Scan the entries below and count the lines holding the string "verified". Supply only the number.

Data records
=-=-=

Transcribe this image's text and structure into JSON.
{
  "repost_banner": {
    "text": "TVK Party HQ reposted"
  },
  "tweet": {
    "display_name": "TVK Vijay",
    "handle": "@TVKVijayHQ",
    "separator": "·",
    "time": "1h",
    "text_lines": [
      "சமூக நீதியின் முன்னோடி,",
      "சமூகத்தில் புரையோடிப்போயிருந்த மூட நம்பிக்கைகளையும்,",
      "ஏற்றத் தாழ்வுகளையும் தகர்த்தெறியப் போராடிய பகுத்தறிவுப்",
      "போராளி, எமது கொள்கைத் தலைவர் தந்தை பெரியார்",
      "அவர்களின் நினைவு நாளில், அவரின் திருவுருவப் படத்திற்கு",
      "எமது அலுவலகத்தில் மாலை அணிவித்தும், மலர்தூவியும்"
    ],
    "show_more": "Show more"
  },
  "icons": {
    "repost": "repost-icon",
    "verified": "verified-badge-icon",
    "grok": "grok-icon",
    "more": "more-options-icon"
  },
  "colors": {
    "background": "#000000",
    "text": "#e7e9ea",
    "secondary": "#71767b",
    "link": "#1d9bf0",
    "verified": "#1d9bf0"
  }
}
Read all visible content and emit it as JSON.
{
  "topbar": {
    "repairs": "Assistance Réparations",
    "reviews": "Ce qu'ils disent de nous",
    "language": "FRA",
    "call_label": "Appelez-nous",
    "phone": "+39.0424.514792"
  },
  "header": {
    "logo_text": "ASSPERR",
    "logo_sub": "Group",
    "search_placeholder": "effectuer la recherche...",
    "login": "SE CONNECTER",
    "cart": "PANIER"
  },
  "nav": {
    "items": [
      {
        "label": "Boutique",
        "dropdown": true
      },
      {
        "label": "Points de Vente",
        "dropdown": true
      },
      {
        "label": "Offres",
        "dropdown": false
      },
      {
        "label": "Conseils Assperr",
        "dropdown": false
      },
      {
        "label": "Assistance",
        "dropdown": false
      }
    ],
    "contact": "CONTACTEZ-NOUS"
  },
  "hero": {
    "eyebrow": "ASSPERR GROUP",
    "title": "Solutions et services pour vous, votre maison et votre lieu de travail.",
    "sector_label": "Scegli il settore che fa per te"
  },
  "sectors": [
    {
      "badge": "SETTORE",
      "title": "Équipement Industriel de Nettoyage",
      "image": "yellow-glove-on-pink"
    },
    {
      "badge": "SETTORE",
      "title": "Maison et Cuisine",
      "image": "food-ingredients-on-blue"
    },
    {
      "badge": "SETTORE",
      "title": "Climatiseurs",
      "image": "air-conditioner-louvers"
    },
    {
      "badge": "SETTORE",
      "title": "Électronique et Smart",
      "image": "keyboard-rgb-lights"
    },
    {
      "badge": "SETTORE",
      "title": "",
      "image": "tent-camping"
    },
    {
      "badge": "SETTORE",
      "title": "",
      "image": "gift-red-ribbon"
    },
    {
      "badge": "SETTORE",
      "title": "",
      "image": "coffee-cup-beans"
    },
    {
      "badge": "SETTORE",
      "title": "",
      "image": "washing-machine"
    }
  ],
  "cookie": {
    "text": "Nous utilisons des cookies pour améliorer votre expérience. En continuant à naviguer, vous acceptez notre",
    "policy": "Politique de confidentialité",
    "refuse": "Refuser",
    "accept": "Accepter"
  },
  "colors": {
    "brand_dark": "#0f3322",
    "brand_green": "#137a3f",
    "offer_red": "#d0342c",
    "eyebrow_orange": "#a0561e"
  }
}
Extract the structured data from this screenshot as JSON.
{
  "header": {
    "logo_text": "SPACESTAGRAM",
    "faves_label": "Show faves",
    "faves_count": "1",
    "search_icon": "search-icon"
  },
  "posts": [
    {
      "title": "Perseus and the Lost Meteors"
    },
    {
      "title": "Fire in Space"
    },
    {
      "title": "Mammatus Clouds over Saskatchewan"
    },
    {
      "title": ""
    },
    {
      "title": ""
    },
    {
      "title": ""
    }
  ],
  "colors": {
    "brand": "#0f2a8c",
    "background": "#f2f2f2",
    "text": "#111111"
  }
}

=-=-=

CORRECT ANSWER — 2